Work item: State how many lines in the records below contain the string "sigma", and give nothing besides that number.

▬▬▬▬▬▬▬▬▬▬

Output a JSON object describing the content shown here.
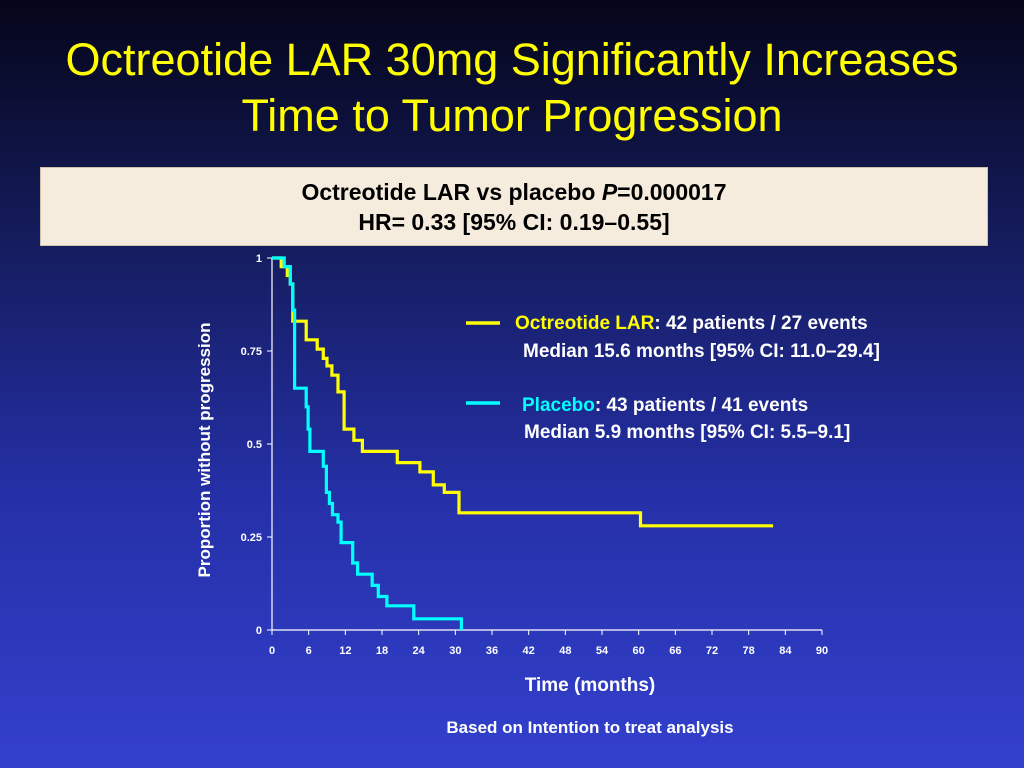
{
  "title": {
    "line1": "Octreotide LAR 30mg Significantly Increases",
    "line2": "Time to Tumor Progression"
  },
  "stats": {
    "line1_prefix": "Octreotide LAR vs placebo ",
    "p_label": "P",
    "p_value": "=0.000017",
    "line2": "HR= 0.33 [95% CI: 0.19–0.55]"
  },
  "footnote": "Based on Intention to treat analysis",
  "colors": {
    "octreotide": "#ffff00",
    "placebo": "#00ffff",
    "text": "#ffffff"
  },
  "chart_data": {
    "type": "line",
    "subtype": "kaplan-meier-step",
    "xlabel": "Time (months)",
    "ylabel": "Proportion without progression",
    "xlim": [
      0,
      90
    ],
    "ylim": [
      0,
      1
    ],
    "xticks": [
      0,
      6,
      12,
      18,
      24,
      30,
      36,
      42,
      48,
      54,
      60,
      66,
      72,
      78,
      84,
      90
    ],
    "yticks": [
      0,
      0.25,
      0.5,
      0.75,
      1
    ],
    "yticklabels": [
      "0",
      "0.25",
      "0.5",
      "0.75",
      "1"
    ],
    "grid": false,
    "legend_position": "top-right",
    "series": [
      {
        "name": "Octreotide LAR",
        "legend_suffix": ": 42 patients / 27 events",
        "legend_median": "Median 15.6 months [95% CI: 11.0–29.4]",
        "color_key": "octreotide",
        "x": [
          0,
          1.5,
          2.5,
          3.0,
          3.4,
          5.6,
          7.4,
          8.4,
          9.0,
          9.8,
          10.8,
          11.8,
          13.4,
          14.8,
          20.5,
          24.2,
          26.4,
          28.2,
          30.6,
          60.3,
          82
        ],
        "y": [
          1.0,
          0.977,
          0.953,
          0.93,
          0.83,
          0.78,
          0.755,
          0.73,
          0.71,
          0.685,
          0.64,
          0.54,
          0.51,
          0.48,
          0.45,
          0.425,
          0.39,
          0.37,
          0.315,
          0.28,
          0.28
        ]
      },
      {
        "name": "Placebo",
        "legend_suffix": ": 43  patients / 41 events",
        "legend_median": "Median 5.9 months [95% CI: 5.5–9.1]",
        "color_key": "placebo",
        "x": [
          0,
          2.0,
          3.0,
          3.4,
          3.7,
          5.6,
          5.9,
          6.2,
          8.4,
          8.9,
          9.4,
          9.9,
          10.8,
          11.3,
          13.2,
          14.0,
          15.0,
          16.4,
          17.4,
          18.8,
          21.4,
          23.2,
          30.7,
          31.0
        ],
        "y": [
          1.0,
          0.977,
          0.93,
          0.86,
          0.65,
          0.6,
          0.54,
          0.48,
          0.44,
          0.37,
          0.34,
          0.31,
          0.29,
          0.235,
          0.18,
          0.15,
          0.15,
          0.12,
          0.09,
          0.065,
          0.065,
          0.03,
          0.03,
          0.0
        ]
      }
    ]
  }
}
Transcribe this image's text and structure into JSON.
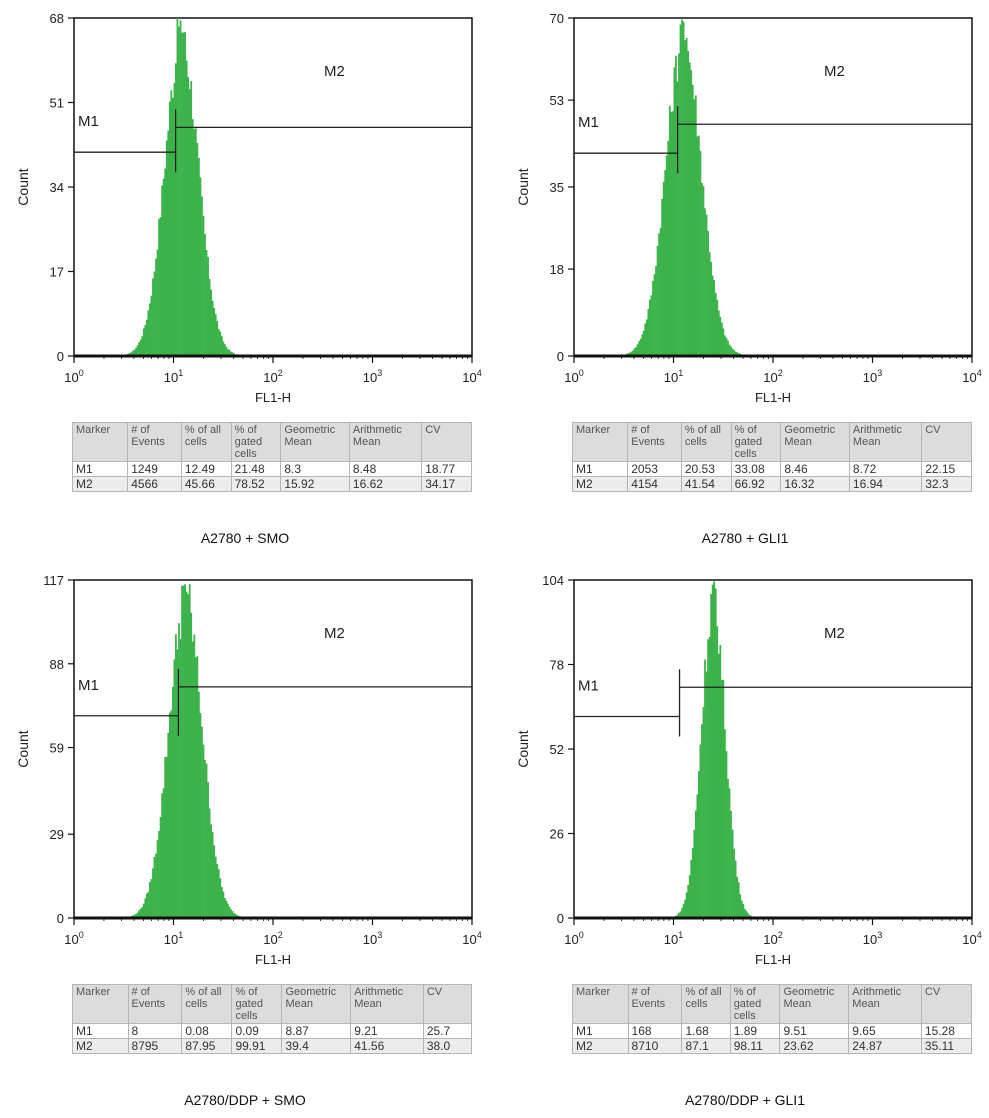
{
  "chart_data": [
    {
      "type": "histogram",
      "panel": "A2780 + SMO",
      "caption": "A2780 + SMO",
      "xlabel": "FL1-H",
      "ylabel": "Count",
      "xscale": "log",
      "xlim": [
        1,
        10000
      ],
      "x_ticks": [
        "0",
        "1",
        "2",
        "3",
        "4"
      ],
      "y_ticks": [
        0,
        17,
        34,
        51,
        68
      ],
      "ylim": [
        0,
        68
      ],
      "peak": {
        "log10_center": 1.08,
        "sigma": 0.17,
        "max": 68
      },
      "markers": [
        {
          "name": "M1",
          "label": "M1",
          "x_range": [
            1,
            10.5
          ],
          "level": 41
        },
        {
          "name": "M2",
          "label": "M2",
          "x_range": [
            10.5,
            10000
          ],
          "level": 46
        }
      ],
      "stats": {
        "headers": [
          "Marker",
          "# of Events",
          "% of all cells",
          "% of gated cells",
          "Geometric Mean",
          "Arithmetic Mean",
          "CV"
        ],
        "rows": [
          [
            "M1",
            "1249",
            "12.49",
            "21.48",
            "8.3",
            "8.48",
            "18.77"
          ],
          [
            "M2",
            "4566",
            "45.66",
            "78.52",
            "15.92",
            "16.62",
            "34.17"
          ]
        ]
      }
    },
    {
      "type": "histogram",
      "panel": "A2780 + GLI1",
      "caption": "A2780 + GLI1",
      "xlabel": "FL1-H",
      "ylabel": "Count",
      "xscale": "log",
      "xlim": [
        1,
        10000
      ],
      "x_ticks": [
        "0",
        "1",
        "2",
        "3",
        "4"
      ],
      "y_ticks": [
        0,
        18,
        35,
        53,
        70
      ],
      "ylim": [
        0,
        70
      ],
      "peak": {
        "log10_center": 1.1,
        "sigma": 0.18,
        "max": 70
      },
      "markers": [
        {
          "name": "M1",
          "label": "M1",
          "x_range": [
            1,
            11
          ],
          "level": 42
        },
        {
          "name": "M2",
          "label": "M2",
          "x_range": [
            11,
            10000
          ],
          "level": 48
        }
      ],
      "stats": {
        "headers": [
          "Marker",
          "# of Events",
          "% of all cells",
          "% of gated cells",
          "Geometric Mean",
          "Arithmetic Mean",
          "CV"
        ],
        "rows": [
          [
            "M1",
            "2053",
            "20.53",
            "33.08",
            "8.46",
            "8.72",
            "22.15"
          ],
          [
            "M2",
            "4154",
            "41.54",
            "66.92",
            "16.32",
            "16.94",
            "32.3"
          ]
        ]
      }
    },
    {
      "type": "histogram",
      "panel": "A2780/DDP + SMO",
      "caption": "A2780/DDP + SMO",
      "xlabel": "FL1-H",
      "ylabel": "Count",
      "xscale": "log",
      "xlim": [
        1,
        10000
      ],
      "x_ticks": [
        "0",
        "1",
        "2",
        "3",
        "4"
      ],
      "y_ticks": [
        0,
        29,
        59,
        88,
        117
      ],
      "ylim": [
        0,
        117
      ],
      "peak": {
        "log10_center": 1.12,
        "sigma": 0.17,
        "max": 117
      },
      "markers": [
        {
          "name": "M1",
          "label": "M1",
          "x_range": [
            1,
            11.2
          ],
          "level": 70
        },
        {
          "name": "M2",
          "label": "M2",
          "x_range": [
            11.2,
            10000
          ],
          "level": 80
        }
      ],
      "stats": {
        "headers": [
          "Marker",
          "# of Events",
          "% of all cells",
          "% of gated cells",
          "Geometric Mean",
          "Arithmetic Mean",
          "CV"
        ],
        "rows": [
          [
            "M1",
            "8",
            "0.08",
            "0.09",
            "8.87",
            "9.21",
            "25.7"
          ],
          [
            "M2",
            "8795",
            "87.95",
            "99.91",
            "39.4",
            "41.56",
            "38.0"
          ]
        ]
      }
    },
    {
      "type": "histogram",
      "panel": "A2780/DDP + GLI1",
      "caption": "A2780/DDP + GLI1",
      "xlabel": "FL1-H",
      "ylabel": "Count",
      "xscale": "log",
      "xlim": [
        1,
        10000
      ],
      "x_ticks": [
        "0",
        "1",
        "2",
        "3",
        "4"
      ],
      "y_ticks": [
        0,
        26,
        52,
        78,
        104
      ],
      "ylim": [
        0,
        104
      ],
      "peak": {
        "log10_center": 1.4,
        "sigma": 0.12,
        "max": 104
      },
      "markers": [
        {
          "name": "M1",
          "label": "M1",
          "x_range": [
            1,
            11.5
          ],
          "level": 62
        },
        {
          "name": "M2",
          "label": "M2",
          "x_range": [
            11.5,
            10000
          ],
          "level": 71
        }
      ],
      "stats": {
        "headers": [
          "Marker",
          "# of Events",
          "% of all cells",
          "% of gated cells",
          "Geometric Mean",
          "Arithmetic Mean",
          "CV"
        ],
        "rows": [
          [
            "M1",
            "168",
            "1.68",
            "1.89",
            "9.51",
            "9.65",
            "15.28"
          ],
          [
            "M2",
            "8710",
            "87.1",
            "98.11",
            "23.62",
            "24.87",
            "35.11"
          ]
        ]
      }
    }
  ],
  "colors": {
    "histogram_fill": "#3cb34a",
    "histogram_dark": "#2a9e3a",
    "axis": "#111111",
    "table_header_bg": "#dcdcdc",
    "table_m2_bg": "#ececec"
  }
}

▬▬▬▬▬▬▬▬▬▬

Output for this task: 4